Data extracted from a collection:
────

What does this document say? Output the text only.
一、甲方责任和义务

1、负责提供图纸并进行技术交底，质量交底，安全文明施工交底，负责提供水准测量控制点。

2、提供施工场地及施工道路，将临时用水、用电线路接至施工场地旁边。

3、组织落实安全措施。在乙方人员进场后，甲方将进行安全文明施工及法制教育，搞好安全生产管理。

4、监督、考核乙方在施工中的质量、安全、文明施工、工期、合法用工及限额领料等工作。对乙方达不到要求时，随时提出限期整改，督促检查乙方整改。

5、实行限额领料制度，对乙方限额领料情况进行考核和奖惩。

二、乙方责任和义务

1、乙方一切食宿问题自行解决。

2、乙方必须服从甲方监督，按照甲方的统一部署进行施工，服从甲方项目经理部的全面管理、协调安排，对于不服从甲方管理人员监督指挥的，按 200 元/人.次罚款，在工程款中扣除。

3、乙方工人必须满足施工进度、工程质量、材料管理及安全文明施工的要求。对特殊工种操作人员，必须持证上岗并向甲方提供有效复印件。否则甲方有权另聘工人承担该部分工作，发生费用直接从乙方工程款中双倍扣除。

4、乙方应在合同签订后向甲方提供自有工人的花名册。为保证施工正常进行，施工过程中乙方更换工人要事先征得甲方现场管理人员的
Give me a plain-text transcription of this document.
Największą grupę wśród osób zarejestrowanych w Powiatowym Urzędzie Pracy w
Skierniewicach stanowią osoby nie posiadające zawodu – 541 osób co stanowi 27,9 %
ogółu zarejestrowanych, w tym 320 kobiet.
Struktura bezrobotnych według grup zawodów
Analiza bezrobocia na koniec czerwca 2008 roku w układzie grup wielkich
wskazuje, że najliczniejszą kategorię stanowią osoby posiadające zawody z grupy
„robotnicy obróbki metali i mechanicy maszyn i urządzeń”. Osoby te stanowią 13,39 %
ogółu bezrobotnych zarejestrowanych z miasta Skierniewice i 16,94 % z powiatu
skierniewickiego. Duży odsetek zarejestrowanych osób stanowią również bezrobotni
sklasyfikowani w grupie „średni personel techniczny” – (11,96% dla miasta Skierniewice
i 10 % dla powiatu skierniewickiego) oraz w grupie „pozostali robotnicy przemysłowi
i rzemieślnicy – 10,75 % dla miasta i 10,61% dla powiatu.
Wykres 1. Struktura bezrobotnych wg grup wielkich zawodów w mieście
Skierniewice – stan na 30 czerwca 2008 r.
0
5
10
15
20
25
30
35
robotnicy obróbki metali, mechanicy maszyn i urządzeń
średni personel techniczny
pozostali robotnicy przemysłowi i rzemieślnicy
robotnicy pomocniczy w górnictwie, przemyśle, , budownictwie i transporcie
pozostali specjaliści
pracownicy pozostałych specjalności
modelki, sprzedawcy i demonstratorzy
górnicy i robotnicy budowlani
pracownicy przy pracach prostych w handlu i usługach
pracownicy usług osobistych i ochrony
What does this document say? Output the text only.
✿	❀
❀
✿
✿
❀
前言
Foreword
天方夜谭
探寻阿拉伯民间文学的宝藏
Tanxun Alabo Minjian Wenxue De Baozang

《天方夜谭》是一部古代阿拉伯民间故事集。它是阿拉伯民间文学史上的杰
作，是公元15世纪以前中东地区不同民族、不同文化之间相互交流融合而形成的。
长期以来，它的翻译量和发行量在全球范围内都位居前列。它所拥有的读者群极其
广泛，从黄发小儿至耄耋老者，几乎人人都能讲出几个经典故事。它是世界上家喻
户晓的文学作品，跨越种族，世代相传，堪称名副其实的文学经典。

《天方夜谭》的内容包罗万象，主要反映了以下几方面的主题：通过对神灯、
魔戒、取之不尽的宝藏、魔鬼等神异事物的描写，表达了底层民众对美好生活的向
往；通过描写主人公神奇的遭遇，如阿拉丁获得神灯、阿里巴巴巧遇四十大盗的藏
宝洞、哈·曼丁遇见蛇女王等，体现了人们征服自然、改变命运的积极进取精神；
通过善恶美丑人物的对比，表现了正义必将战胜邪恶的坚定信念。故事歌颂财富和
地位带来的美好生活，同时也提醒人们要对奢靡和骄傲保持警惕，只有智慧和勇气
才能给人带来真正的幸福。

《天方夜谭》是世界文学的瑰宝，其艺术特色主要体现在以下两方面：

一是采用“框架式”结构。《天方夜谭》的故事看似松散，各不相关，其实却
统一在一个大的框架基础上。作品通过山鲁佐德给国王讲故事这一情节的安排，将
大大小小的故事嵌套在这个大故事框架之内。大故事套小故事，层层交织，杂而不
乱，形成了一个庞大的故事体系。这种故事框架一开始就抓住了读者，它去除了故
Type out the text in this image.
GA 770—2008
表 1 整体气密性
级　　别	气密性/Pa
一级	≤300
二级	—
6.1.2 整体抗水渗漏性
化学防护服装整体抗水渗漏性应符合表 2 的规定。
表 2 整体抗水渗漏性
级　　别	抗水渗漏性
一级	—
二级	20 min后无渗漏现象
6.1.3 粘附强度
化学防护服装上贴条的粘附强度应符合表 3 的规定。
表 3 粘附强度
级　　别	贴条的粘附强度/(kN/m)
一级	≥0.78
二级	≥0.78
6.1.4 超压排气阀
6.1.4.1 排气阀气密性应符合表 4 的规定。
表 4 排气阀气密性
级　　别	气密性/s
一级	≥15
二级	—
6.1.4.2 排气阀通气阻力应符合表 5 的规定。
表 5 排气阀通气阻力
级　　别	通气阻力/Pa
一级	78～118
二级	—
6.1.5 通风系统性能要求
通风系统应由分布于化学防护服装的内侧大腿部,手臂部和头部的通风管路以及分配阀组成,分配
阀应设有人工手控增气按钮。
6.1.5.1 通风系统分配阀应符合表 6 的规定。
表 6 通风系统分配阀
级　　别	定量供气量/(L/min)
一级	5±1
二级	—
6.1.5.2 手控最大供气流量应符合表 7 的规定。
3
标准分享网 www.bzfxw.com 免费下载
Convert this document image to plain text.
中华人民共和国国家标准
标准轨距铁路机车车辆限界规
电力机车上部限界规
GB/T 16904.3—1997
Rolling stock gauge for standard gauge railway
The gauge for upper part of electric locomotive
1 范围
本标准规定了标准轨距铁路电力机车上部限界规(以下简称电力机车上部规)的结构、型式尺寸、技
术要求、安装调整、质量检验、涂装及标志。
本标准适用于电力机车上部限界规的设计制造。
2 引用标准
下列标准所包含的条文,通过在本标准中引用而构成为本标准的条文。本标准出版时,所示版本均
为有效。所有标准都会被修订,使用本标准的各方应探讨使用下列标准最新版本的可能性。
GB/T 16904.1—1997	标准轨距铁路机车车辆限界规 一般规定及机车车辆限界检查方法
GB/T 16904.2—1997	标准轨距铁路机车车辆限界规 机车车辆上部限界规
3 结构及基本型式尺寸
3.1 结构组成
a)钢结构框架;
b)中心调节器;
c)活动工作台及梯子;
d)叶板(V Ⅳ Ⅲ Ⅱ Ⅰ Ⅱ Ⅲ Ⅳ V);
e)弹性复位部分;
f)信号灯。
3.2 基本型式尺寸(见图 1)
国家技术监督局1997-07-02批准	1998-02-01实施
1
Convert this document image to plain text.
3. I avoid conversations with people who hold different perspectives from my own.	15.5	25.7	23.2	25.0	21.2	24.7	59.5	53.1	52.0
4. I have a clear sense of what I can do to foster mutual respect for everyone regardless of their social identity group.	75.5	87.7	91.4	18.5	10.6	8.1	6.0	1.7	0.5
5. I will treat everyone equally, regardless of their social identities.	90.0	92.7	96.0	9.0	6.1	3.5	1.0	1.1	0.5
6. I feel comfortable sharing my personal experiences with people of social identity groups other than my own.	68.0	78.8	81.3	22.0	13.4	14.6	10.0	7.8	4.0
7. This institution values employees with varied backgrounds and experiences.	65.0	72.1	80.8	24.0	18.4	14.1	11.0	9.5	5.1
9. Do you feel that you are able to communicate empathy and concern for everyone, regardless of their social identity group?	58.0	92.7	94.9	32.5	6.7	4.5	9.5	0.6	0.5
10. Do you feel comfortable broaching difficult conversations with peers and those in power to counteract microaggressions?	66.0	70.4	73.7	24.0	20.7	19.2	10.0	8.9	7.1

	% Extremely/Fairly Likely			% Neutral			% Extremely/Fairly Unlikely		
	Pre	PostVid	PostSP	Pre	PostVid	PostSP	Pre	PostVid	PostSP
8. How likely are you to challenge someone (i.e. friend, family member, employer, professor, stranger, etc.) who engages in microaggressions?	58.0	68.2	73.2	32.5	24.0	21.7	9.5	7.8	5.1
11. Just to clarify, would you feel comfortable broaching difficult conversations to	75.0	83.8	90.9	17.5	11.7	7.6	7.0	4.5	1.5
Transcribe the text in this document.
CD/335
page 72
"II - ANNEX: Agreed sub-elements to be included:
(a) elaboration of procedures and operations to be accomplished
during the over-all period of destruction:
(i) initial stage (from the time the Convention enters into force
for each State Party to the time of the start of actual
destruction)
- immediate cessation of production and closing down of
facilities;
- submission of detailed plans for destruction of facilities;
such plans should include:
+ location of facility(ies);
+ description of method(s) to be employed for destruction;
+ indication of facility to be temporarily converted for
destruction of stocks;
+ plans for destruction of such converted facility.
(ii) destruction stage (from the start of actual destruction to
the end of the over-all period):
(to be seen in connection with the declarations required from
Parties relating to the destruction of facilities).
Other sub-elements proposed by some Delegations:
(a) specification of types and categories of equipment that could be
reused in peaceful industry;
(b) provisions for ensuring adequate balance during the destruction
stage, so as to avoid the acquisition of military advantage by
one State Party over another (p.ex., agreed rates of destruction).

────

EXERCISE DIRECTIONS
Check each line above for the word "identity" and copy the ones that have it.

RIGHT ANSWER
4. I have a clear sense of what I can do to foster mutual respect for everyone regardless of their social identity group.	75.5	87.7	91.4	18.5	10.6	8.1	6.0	1.7	0.5
6. I feel comfortable sharing my personal experiences with people of social identity groups other than my own.	68.0	78.8	81.3	22.0	13.4	14.6	10.0	7.8	4.0
9. Do you feel that you are able to communicate empathy and concern for everyone, regardless of their social identity group?	58.0	92.7	94.9	32.5	6.7	4.5	9.5	0.6	0.5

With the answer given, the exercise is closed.